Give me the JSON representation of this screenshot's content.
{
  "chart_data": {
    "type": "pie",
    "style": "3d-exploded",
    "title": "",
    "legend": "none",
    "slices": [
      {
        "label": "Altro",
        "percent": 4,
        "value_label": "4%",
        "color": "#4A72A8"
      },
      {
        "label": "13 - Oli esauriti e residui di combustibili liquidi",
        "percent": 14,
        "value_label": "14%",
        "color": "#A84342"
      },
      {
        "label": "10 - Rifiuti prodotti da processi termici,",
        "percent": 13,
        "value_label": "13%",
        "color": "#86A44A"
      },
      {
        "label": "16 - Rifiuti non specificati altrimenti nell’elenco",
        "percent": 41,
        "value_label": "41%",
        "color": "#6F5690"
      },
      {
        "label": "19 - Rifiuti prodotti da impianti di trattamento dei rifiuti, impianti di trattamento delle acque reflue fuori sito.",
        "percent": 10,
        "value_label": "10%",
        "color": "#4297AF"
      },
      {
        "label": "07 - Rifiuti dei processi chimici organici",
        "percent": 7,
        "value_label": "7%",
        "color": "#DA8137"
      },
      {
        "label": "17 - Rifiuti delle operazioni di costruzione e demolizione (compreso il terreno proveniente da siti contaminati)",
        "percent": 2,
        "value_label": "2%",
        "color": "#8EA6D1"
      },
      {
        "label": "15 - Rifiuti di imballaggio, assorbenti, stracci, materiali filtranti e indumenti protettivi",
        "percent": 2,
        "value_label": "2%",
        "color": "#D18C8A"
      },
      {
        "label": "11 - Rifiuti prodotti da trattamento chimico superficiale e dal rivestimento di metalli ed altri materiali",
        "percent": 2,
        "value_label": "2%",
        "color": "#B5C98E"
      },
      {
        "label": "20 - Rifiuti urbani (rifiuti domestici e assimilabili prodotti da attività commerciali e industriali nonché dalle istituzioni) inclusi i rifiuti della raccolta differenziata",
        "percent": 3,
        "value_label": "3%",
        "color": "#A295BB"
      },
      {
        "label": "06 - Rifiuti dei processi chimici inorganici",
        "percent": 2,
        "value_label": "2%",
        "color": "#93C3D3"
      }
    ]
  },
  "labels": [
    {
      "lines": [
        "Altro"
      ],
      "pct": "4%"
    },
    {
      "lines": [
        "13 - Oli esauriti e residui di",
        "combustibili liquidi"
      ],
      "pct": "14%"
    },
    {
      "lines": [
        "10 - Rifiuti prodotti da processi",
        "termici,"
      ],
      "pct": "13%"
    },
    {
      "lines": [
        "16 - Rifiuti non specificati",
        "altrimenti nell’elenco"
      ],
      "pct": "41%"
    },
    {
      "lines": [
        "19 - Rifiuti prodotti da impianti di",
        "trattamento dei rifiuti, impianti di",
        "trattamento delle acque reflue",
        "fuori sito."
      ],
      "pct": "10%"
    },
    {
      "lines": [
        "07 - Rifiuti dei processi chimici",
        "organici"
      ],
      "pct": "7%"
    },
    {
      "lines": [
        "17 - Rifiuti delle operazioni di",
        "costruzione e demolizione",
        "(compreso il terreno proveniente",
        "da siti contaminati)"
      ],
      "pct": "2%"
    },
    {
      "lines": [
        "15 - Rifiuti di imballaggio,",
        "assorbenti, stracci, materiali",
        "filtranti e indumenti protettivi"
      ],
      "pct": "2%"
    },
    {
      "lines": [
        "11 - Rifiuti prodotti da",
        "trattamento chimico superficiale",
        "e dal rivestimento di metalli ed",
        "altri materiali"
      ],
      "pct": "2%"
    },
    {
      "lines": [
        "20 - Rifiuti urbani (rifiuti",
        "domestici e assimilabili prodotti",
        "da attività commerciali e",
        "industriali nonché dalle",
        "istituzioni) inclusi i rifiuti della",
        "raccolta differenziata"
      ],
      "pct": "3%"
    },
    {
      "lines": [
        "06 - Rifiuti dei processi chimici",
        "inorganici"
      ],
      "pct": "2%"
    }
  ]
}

------------------------------------------------------------

AIM:
Set down the listing above in full, please, exactly as it appears.

ANSWER BELOW:
Give me the JSON representation of this screenshot's content.
{
  "chart_data": {
    "type": "pie",
    "style": "3d-exploded",
    "title": "",
    "legend": "none",
    "slices": [
      {
        "label": "Altro",
        "percent": 4,
        "value_label": "4%",
        "color": "#4A72A8"
      },
      {
        "label": "13 - Oli esauriti e residui di combustibili liquidi",
        "percent": 14,
        "value_label": "14%",
        "color": "#A84342"
      },
      {
        "label": "10 - Rifiuti prodotti da processi termici,",
        "percent": 13,
        "value_label": "13%",
        "color": "#86A44A"
      },
      {
        "label": "16 - Rifiuti non specificati altrimenti nell’elenco",
        "percent": 41,
        "value_label": "41%",
        "color": "#6F5690"
      },
      {
        "label": "19 - Rifiuti prodotti da impianti di trattamento dei rifiuti, impianti di trattamento delle acque reflue fuori sito.",
        "percent": 10,
        "value_label": "10%",
        "color": "#4297AF"
      },
      {
        "label": "07 - Rifiuti dei processi chimici organici",
        "percent": 7,
        "value_label": "7%",
        "color": "#DA8137"
      },
      {
        "label": "17 - Rifiuti delle operazioni di costruzione e demolizione (compreso il terreno proveniente da siti contaminati)",
        "percent": 2,
        "value_label": "2%",
        "color": "#8EA6D1"
      },
      {
        "label": "15 - Rifiuti di imballaggio, assorbenti, stracci, materiali filtranti e indumenti protettivi",
        "percent": 2,
        "value_label": "2%",
        "color": "#D18C8A"
      },
      {
        "label": "11 - Rifiuti prodotti da trattamento chimico superficiale e dal rivestimento di metalli ed altri materiali",
        "percent": 2,
        "value_label": "2%",
        "color": "#B5C98E"
      },
      {
        "label": "20 - Rifiuti urbani (rifiuti domestici e assimilabili prodotti da attività commerciali e industriali nonché dalle istituzioni) inclusi i rifiuti della raccolta differenziata",
        "percent": 3,
        "value_label": "3%",
        "color": "#A295BB"
      },
      {
        "label": "06 - Rifiuti dei processi chimici inorganici",
        "percent": 2,
        "value_label": "2%",
        "color": "#93C3D3"
      }
    ]
  },
  "labels": [
    {
      "lines": [
        "Altro"
      ],
      "pct": "4%"
    },
    {
      "lines": [
        "13 - Oli esauriti e residui di",
        "combustibili liquidi"
      ],
      "pct": "14%"
    },
    {
      "lines": [
        "10 - Rifiuti prodotti da processi",
        "termici,"
      ],
      "pct": "13%"
    },
    {
      "lines": [
        "16 - Rifiuti non specificati",
        "altrimenti nell’elenco"
      ],
      "pct": "41%"
    },
    {
      "lines": [
        "19 - Rifiuti prodotti da impianti di",
        "trattamento dei rifiuti, impianti di",
        "trattamento delle acque reflue",
        "fuori sito."
      ],
      "pct": "10%"
    },
    {
      "lines": [
        "07 - Rifiuti dei processi chimici",
        "organici"
      ],
      "pct": "7%"
    },
    {
      "lines": [
        "17 - Rifiuti delle operazioni di",
        "costruzione e demolizione",
        "(compreso il terreno proveniente",
        "da siti contaminati)"
      ],
      "pct": "2%"
    },
    {
      "lines": [
        "15 - Rifiuti di imballaggio,",
        "assorbenti, stracci, materiali",
        "filtranti e indumenti protettivi"
      ],
      "pct": "2%"
    },
    {
      "lines": [
        "11 - Rifiuti prodotti da",
        "trattamento chimico superficiale",
        "e dal rivestimento di metalli ed",
        "altri materiali"
      ],
      "pct": "2%"
    },
    {
      "lines": [
        "20 - Rifiuti urbani (rifiuti",
        "domestici e assimilabili prodotti",
        "da attività commerciali e",
        "industriali nonché dalle",
        "istituzioni) inclusi i rifiuti della",
        "raccolta differenziata"
      ],
      "pct": "3%"
    },
    {
      "lines": [
        "06 - Rifiuti dei processi chimici",
        "inorganici"
      ],
      "pct": "2%"
    }
  ]
}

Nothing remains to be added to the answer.